> _DIRECTIONS_
Gather every line holding the string "this".

> _RECORDS_
---+---

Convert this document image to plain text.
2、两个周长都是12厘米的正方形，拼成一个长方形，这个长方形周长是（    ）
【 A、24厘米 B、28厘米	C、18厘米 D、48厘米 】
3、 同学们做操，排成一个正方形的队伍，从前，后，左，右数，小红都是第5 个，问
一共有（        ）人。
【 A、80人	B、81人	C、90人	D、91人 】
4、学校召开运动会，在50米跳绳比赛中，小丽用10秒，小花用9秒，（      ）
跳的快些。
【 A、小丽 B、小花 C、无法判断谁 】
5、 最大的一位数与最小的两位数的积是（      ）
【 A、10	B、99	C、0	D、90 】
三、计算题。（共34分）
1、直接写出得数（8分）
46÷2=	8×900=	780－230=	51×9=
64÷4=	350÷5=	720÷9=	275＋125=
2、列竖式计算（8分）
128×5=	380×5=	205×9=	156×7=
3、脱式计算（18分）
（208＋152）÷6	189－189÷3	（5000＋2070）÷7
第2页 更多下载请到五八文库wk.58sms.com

---+---

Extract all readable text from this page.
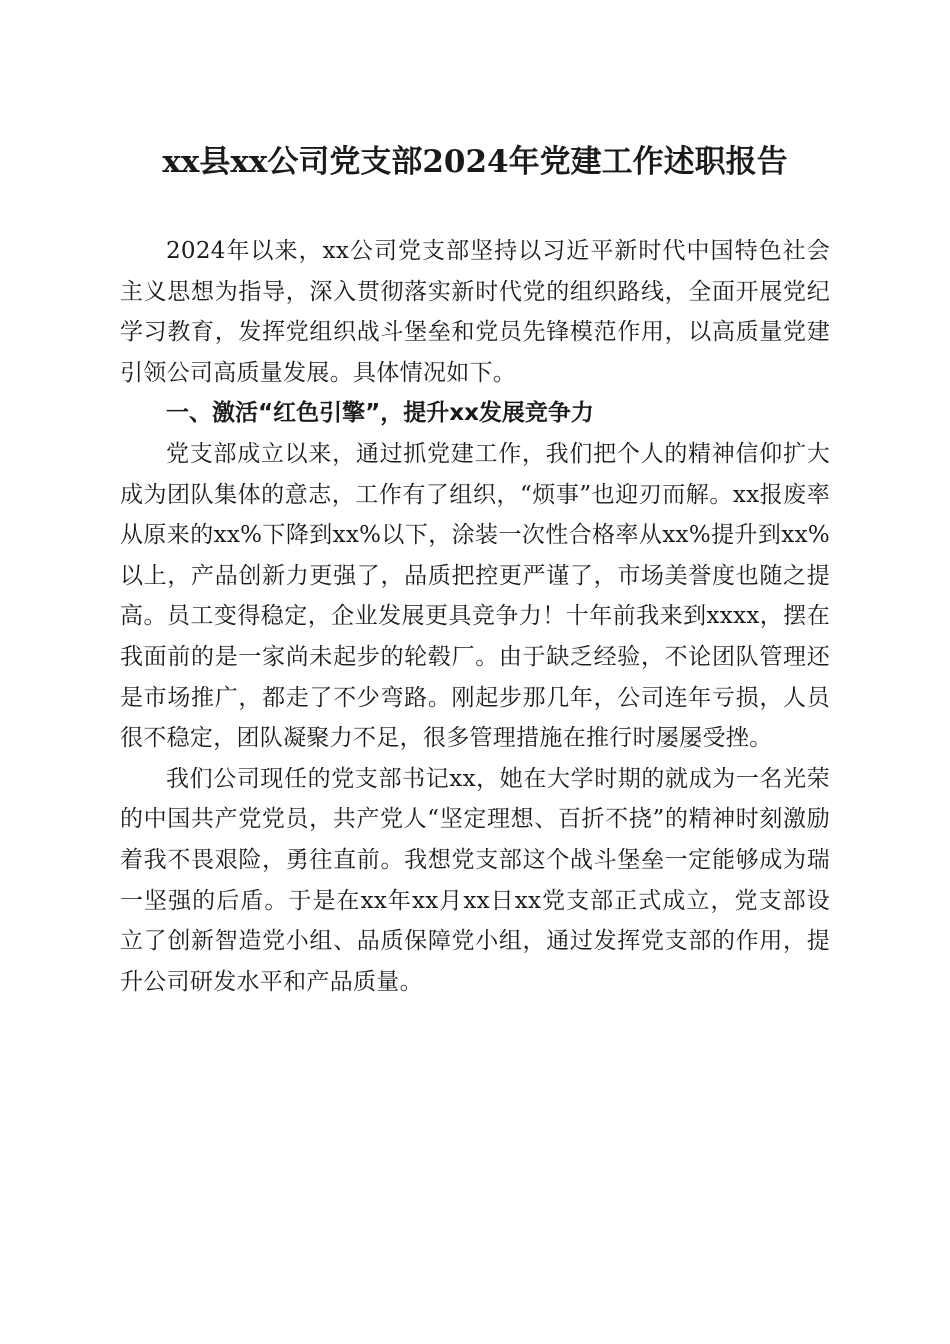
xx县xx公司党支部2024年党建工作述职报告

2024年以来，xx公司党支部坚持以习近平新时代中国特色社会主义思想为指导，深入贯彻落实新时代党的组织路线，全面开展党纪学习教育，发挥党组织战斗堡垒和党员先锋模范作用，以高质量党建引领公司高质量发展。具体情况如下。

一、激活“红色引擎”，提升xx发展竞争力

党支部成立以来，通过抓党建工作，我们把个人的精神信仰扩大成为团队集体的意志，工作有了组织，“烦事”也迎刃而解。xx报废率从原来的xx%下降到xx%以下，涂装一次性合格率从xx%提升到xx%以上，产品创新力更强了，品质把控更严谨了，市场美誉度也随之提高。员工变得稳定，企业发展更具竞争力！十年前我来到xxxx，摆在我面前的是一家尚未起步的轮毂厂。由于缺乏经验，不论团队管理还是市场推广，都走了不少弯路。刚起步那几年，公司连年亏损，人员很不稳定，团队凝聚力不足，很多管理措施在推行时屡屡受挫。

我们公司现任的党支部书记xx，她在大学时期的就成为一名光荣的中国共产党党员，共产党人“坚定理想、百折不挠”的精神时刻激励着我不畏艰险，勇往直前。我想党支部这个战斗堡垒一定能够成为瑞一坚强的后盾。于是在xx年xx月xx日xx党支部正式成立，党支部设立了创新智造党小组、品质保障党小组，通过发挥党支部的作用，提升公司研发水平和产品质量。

---+---

> _TASK SOLUTION_
Convert this document image to plain text.
Extract all readable text from this page.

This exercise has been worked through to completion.